> [REQUIREMENT]
What follows is a block of records; reproduce all of it verbatim.

[Excerpts from a figure dataset]
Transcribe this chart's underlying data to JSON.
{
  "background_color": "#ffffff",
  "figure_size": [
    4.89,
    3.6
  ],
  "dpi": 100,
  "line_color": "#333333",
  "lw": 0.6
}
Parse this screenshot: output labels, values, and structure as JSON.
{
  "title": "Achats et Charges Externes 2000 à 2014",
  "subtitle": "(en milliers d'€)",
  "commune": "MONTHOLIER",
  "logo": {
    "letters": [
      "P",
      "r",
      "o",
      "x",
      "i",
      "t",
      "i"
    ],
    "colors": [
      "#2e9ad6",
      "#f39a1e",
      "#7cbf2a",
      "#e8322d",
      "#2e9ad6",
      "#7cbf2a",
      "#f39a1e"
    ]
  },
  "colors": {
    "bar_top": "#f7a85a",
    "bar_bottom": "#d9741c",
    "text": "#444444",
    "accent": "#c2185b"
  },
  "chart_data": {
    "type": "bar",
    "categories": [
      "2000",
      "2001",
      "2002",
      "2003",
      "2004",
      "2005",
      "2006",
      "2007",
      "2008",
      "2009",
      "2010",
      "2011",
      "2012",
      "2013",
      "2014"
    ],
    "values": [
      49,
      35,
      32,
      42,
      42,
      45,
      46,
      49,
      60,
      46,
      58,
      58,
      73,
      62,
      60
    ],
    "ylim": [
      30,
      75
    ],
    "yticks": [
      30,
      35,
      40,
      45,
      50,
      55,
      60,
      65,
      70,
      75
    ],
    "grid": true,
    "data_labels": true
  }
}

> [TASK OUTPUT]
Transcribe this chart's underlying data to JSON.
{
  "background_color": "#ffffff",
  "figure_size": [
    4.89,
    3.6
  ],
  "dpi": 100,
  "line_color": "#333333",
  "lw": 0.6
}
Parse this screenshot: output labels, values, and structure as JSON.
{
  "title": "Achats et Charges Externes 2000 à 2014",
  "subtitle": "(en milliers d'€)",
  "commune": "MONTHOLIER",
  "logo": {
    "letters": [
      "P",
      "r",
      "o",
      "x",
      "i",
      "t",
      "i"
    ],
    "colors": [
      "#2e9ad6",
      "#f39a1e",
      "#7cbf2a",
      "#e8322d",
      "#2e9ad6",
      "#7cbf2a",
      "#f39a1e"
    ]
  },
  "colors": {
    "bar_top": "#f7a85a",
    "bar_bottom": "#d9741c",
    "text": "#444444",
    "accent": "#c2185b"
  },
  "chart_data": {
    "type": "bar",
    "categories": [
      "2000",
      "2001",
      "2002",
      "2003",
      "2004",
      "2005",
      "2006",
      "2007",
      "2008",
      "2009",
      "2010",
      "2011",
      "2012",
      "2013",
      "2014"
    ],
    "values": [
      49,
      35,
      32,
      42,
      42,
      45,
      46,
      49,
      60,
      46,
      58,
      58,
      73,
      62,
      60
    ],
    "ylim": [
      30,
      75
    ],
    "yticks": [
      30,
      35,
      40,
      45,
      50,
      55,
      60,
      65,
      70,
      75
    ],
    "grid": true,
    "data_labels": true
  }
}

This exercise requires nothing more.